• **DIRECTIVE**: Write the count of lines that contain the word "протягом" and nothing else.

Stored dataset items
+++
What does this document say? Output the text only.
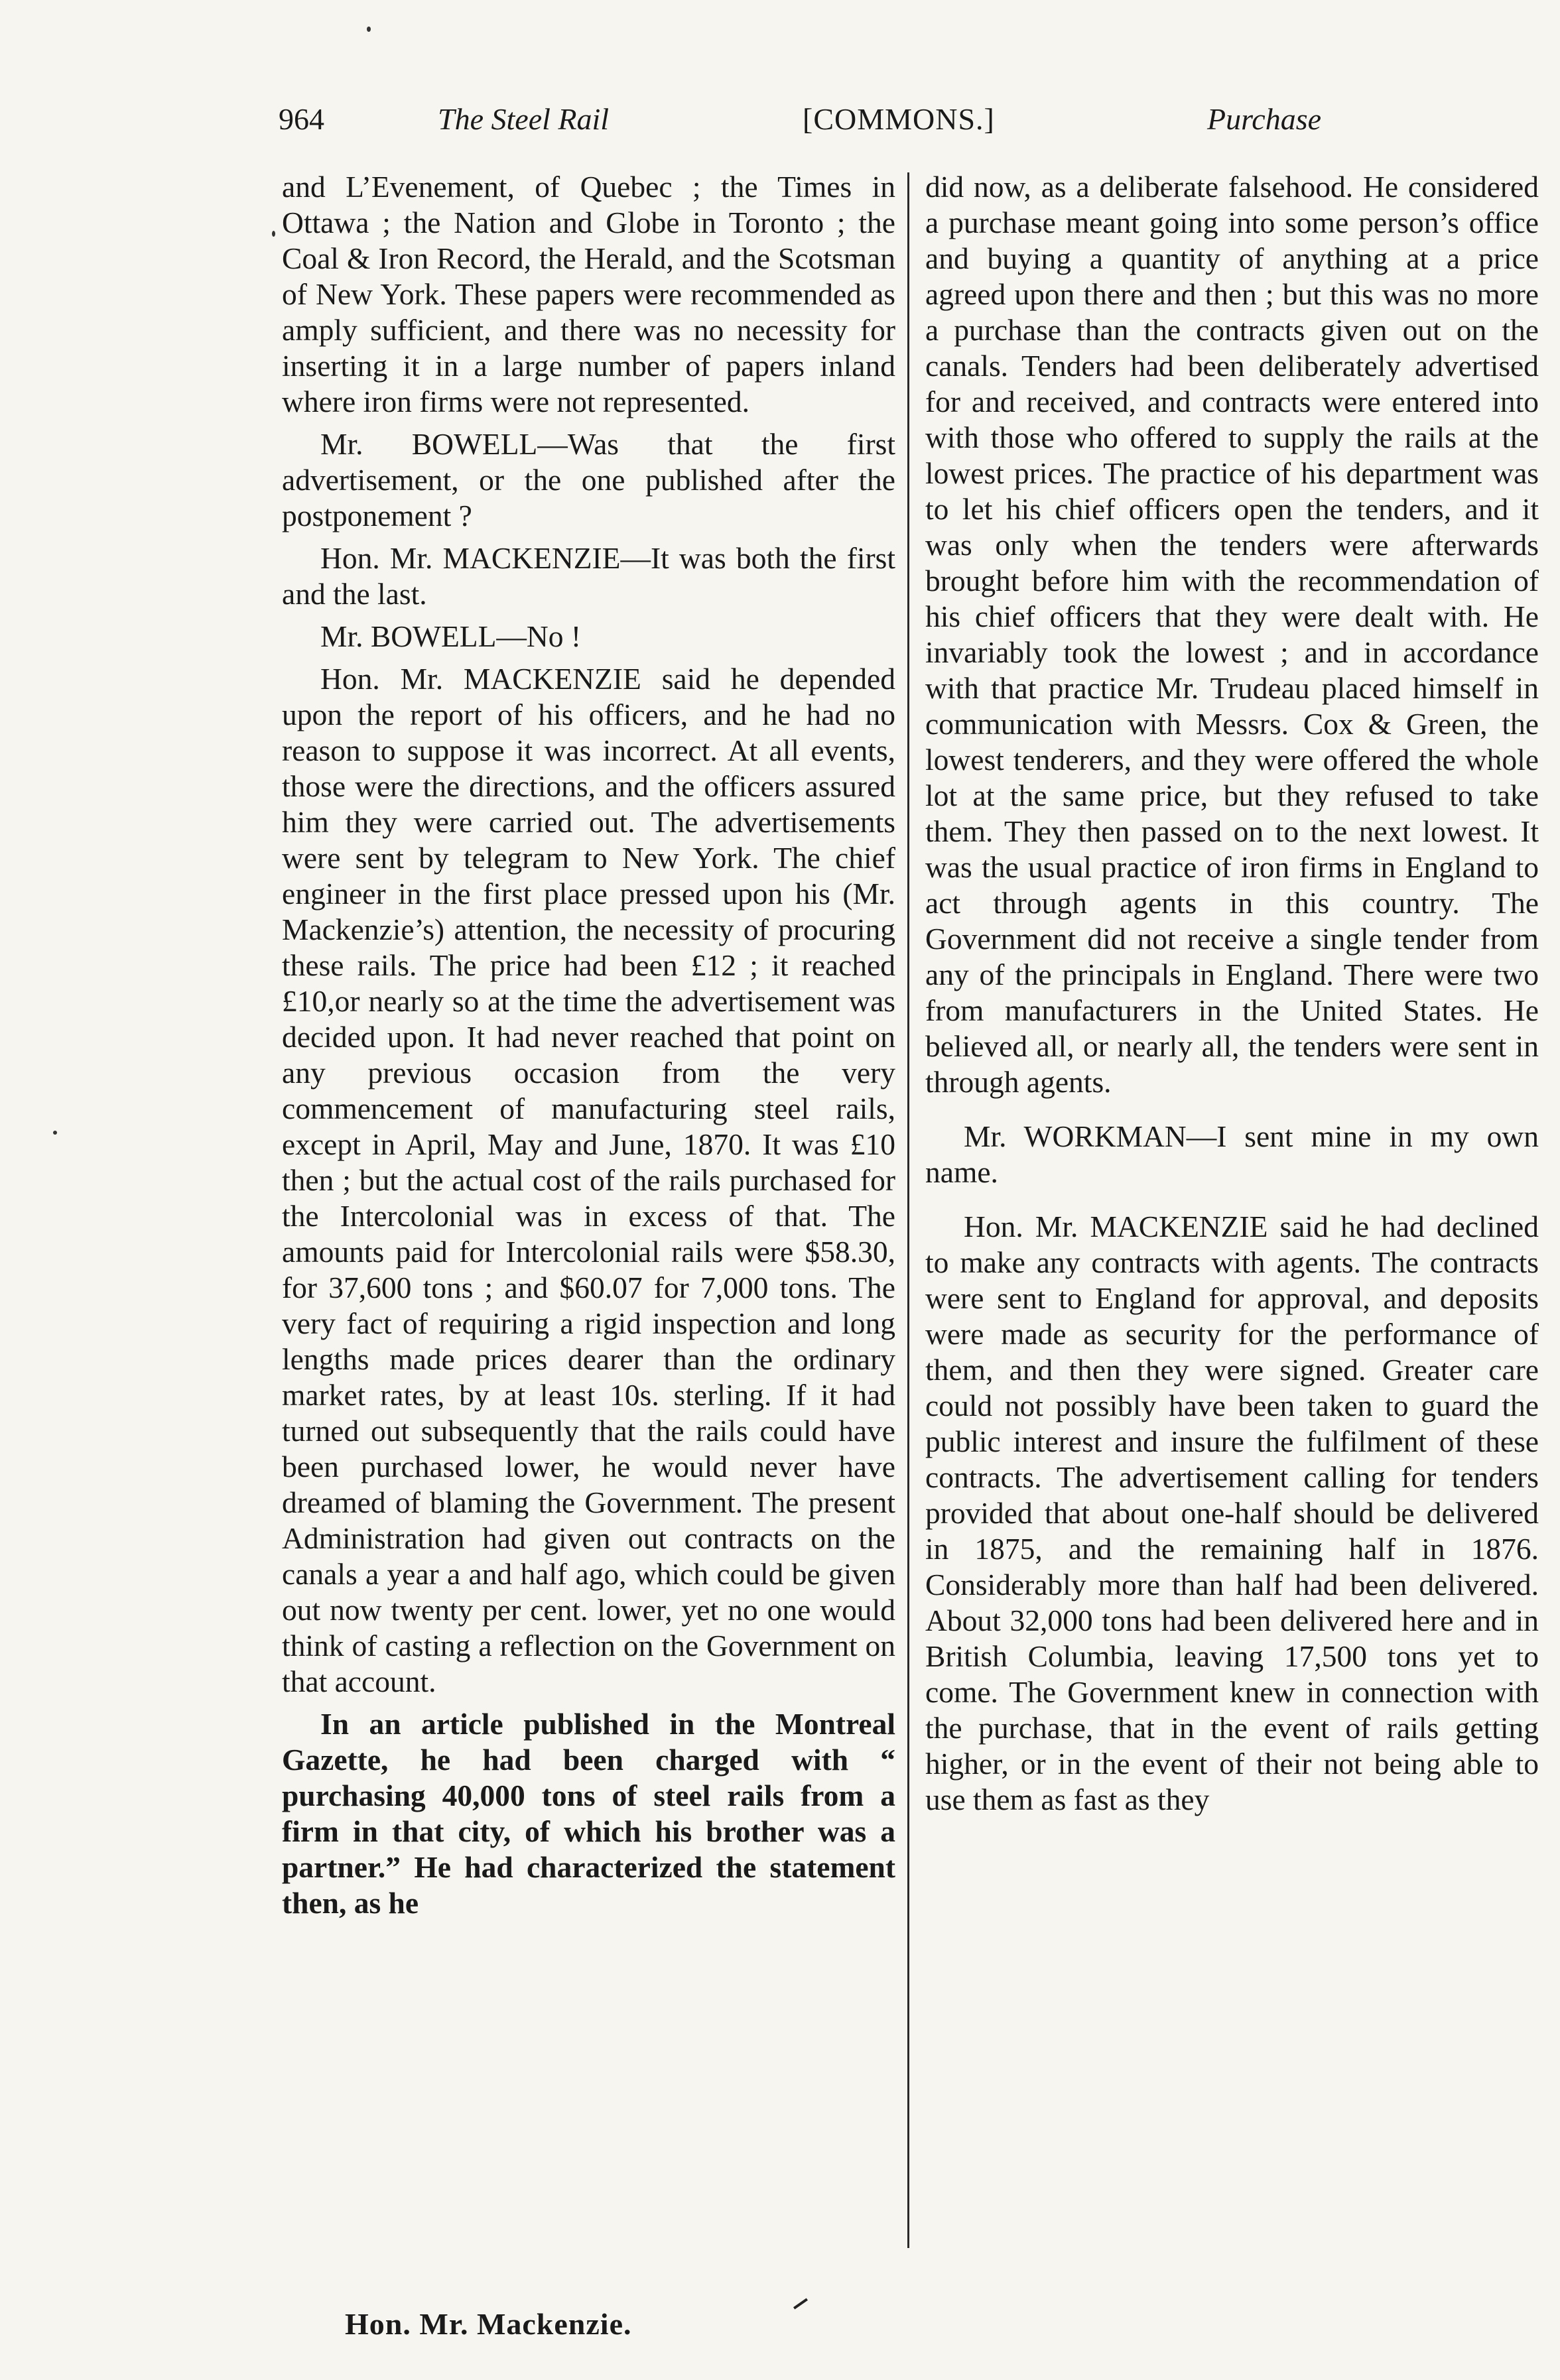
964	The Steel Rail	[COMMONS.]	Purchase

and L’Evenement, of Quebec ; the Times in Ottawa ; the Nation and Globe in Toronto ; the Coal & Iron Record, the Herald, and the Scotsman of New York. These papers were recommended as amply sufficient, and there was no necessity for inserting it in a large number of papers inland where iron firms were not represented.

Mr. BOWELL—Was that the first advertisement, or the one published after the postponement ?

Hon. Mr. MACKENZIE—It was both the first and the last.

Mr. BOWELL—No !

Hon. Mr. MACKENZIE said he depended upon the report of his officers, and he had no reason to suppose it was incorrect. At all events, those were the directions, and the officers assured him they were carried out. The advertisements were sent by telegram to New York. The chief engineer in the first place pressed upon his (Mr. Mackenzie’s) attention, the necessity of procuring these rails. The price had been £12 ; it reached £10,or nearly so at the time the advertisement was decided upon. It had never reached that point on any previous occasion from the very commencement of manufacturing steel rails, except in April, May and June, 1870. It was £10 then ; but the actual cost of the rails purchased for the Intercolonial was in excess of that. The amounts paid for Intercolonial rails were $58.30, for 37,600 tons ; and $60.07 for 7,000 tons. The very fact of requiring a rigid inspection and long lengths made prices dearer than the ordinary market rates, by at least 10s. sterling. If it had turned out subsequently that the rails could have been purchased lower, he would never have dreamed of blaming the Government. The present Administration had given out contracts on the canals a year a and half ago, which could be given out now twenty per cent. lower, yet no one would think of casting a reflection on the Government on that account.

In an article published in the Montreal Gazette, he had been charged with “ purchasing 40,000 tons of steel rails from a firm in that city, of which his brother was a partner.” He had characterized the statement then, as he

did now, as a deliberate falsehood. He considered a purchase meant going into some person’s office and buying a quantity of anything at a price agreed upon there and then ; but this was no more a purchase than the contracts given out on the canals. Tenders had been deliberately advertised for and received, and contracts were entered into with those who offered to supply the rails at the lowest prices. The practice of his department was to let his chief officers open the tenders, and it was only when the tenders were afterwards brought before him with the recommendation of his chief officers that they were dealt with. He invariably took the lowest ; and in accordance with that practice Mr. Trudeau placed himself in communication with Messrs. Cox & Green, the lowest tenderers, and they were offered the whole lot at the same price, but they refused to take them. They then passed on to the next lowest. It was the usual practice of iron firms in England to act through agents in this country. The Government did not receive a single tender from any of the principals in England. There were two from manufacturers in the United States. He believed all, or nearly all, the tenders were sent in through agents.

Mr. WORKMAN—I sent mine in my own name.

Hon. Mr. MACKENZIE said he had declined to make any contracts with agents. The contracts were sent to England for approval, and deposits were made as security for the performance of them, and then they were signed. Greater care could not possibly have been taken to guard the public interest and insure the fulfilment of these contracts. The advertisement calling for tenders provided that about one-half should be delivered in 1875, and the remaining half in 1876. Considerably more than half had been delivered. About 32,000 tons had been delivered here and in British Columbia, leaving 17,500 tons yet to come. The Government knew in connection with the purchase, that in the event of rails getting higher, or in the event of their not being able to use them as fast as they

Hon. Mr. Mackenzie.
+++
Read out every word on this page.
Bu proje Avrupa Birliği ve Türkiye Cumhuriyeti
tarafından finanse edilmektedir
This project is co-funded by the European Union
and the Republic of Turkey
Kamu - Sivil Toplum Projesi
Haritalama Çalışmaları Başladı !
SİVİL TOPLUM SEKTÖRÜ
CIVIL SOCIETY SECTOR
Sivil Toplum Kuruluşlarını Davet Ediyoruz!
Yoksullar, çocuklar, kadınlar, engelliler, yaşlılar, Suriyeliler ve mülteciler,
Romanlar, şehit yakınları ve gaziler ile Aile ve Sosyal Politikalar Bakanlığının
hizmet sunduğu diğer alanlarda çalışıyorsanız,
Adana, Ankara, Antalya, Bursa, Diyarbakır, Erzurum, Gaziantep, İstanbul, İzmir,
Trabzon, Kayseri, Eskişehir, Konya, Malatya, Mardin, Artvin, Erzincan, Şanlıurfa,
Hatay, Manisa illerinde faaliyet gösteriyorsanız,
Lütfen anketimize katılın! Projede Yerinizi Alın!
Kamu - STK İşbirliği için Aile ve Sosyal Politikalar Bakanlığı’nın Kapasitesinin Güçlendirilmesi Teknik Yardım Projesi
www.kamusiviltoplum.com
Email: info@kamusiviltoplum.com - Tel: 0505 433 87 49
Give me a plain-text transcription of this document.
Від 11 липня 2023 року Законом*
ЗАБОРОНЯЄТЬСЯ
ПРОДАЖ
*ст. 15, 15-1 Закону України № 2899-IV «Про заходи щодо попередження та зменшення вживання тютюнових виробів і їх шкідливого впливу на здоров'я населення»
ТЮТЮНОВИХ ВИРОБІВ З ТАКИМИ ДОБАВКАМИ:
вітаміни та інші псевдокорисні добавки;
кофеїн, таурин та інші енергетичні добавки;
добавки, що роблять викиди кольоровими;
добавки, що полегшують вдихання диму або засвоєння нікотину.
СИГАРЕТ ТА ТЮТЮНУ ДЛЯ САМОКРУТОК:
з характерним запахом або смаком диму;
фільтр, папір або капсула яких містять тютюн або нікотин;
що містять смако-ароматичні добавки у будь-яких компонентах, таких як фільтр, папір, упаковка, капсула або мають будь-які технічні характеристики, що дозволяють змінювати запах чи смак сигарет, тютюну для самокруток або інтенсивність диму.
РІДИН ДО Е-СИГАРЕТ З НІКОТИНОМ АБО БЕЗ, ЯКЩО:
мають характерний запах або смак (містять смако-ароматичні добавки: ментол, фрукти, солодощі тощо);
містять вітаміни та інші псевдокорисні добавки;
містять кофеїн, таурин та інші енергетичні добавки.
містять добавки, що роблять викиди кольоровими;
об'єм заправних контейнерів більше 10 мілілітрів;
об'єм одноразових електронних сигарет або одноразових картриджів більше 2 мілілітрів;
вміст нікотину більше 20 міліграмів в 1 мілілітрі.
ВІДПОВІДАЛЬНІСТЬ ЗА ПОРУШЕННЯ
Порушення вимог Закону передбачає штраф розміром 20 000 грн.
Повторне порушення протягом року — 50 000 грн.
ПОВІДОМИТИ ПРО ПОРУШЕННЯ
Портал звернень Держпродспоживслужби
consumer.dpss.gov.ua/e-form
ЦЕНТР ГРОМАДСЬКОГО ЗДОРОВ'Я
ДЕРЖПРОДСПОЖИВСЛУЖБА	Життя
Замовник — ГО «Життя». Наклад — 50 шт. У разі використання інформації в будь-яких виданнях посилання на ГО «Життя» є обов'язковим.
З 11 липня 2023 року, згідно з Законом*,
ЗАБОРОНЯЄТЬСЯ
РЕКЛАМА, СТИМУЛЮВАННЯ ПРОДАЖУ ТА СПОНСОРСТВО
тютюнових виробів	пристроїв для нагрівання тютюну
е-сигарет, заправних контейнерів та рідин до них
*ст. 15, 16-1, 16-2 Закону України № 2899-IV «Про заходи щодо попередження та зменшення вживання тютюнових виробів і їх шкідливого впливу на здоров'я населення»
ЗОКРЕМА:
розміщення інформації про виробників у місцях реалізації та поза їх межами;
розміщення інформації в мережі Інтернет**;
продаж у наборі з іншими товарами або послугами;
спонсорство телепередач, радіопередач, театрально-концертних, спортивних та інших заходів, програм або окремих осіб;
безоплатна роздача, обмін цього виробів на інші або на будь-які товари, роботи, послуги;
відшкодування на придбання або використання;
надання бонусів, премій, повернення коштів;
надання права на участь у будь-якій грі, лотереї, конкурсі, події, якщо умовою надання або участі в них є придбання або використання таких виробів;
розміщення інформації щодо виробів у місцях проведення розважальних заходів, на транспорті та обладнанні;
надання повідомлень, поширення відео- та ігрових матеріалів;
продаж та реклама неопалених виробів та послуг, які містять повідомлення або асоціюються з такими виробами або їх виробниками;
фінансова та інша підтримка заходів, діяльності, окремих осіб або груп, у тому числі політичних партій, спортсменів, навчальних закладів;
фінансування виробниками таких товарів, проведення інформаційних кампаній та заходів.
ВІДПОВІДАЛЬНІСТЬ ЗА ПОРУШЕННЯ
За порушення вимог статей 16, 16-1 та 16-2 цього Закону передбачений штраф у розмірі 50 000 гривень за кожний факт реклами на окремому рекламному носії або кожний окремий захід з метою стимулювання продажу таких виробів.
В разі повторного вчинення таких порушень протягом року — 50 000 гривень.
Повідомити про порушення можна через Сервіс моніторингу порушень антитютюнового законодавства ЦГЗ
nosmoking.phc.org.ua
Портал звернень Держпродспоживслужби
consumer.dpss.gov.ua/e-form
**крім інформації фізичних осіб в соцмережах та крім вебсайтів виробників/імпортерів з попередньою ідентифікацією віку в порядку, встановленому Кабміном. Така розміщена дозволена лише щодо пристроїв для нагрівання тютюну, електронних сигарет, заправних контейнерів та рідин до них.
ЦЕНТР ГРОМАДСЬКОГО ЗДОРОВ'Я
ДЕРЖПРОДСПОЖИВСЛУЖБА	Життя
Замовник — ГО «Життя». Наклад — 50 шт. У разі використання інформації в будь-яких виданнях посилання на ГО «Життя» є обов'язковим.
+++
• **THE ANSWER**: 2